• Text:
* BEGIN *

Yanno, for a D&D movie i really wouldnt expect any less. Its NOT LOTR, its the DUNGEONS AND DRAGONS movie, and frankly i think that fits in.

In what game DONT you hear lines like that?

Campyness like that is what made The Gamers such a good D&D film too.

I watched D&D2 this morning and I liked it. It was better then the first one, and I appreicated the level of campyness in this one. 

Damodar however, really did get gimped, oh well.


----------



## Fast Learner (Aug 30, 2005)

That Earthsea mini kicked this movie's ass in special effects, and was in every other way quite inferior.

The first one wasn't campy, it was just accidentally stupid.


----------



## Altamont Ravenard (Aug 30, 2005)

Did you all notice that the actor playing the lich had trouble talking, as if his big teeth were about to fall out?

AR


----------



## Viking Bastard (Aug 31, 2005)

Heh, yeah. 

Very Buffyesque makeup.


----------



## Fast Learner (Aug 31, 2005)

This is the spoiler-free thread. Mentioning specific creatures like that is a bad idea, even if it doesn't specifically give away plot, imo.


----------



## Felon (Aug 31, 2005)

Altamont Ravenard said:
			
		

> For those who said that you can't make a RPG system into a movie, well, I'd say you're wrong.




Well, I don't know about RPG's on the whole, but there are those who have said you can't make _D&D_ into a movie, and if you say they're wrong, then I would say this movie doesn't back you up. They certainly took the easy way out of a lot of the elements of D&D that don't make for good storytelling, chiefly by killing the cleric early in the story so there wouldn't be one in the party to heal or raise characters later on.


----------



## Dioltach (Aug 31, 2005)

Altamont Ravenard said:
			
		

> For those who said that you can't make a RPG system into a movie, well, I'd say you're wrong.




Yeah, that Lucas guy did a pretty good job with SWRPG!

* END *

• Given data:
* BEGIN *

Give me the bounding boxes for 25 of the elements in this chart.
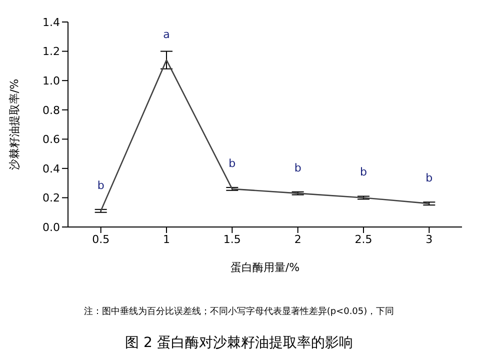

* END *

• Short task A:
Sum up the forum thread about the D&D movie in two sentences.
• Short task B:
Pick up the forum thread about the D&D movie at the point where it stops, and keep it going.

• Task answer A:
Posters disagree about the second Dungeons and Dragons movie: one liked it more than the first and enjoyed its campiness, while another called the first film accidentally stupid rather than campy. Others joke about the lich actor's teeth and makeup, one warns against naming creatures in a spoiler-free thread, and one argues the movie avoids awkward parts of D&D, chiefly by killing the cleric early so no one can heal or raise characters.

• Task answer B:
----------



## draco2005 (Sep 3, 2005)

One question in regard to the D&D 2 movie.  Where can I find a trailer for it?  Also, will it be in the big screen, or just in DVD. and when is it coming out?  Thanks!


----------



## AdmundfortGeographer (Sep 3, 2005)

In the US, it will premier October 8th on Sci-Fi. Then DVD release in November.


----------



## Wormwood (Sep 3, 2005)

Just saw it. I'll buy the DVD just to assuage my consienece. 

It's like Order of the Stick: the Movie...without the funny bits.

ps. Bruce Payne is the balls.

pps. Hello? They mention the Ghost Tower of Inverness and the Barrier Peaks! That alone is worth a geekgasm. This movie rocks!

ppps. I'm going to stop posting while drunk. But before I do..I BEG you to watch this movie. it's awesome!

pppps. Oh, and the rogue acts EXACTLY like every thief I've ever played in any game system. Bless his little mohawk.


----------



## Upper_Krust (Sep 4, 2005)

*I finally got to see the movie.*

Hi all! 

Okay, I watched the movie today.   

Personally I think gamers will get a kick out of it, but I am not so sure the general movie going audience would, so it was probably a wise decision going straight to television/dvd.

I thought the special effects were at least as good as the first movie, if not better, and when you consider it had only 1/5th the budget thats pretty good going.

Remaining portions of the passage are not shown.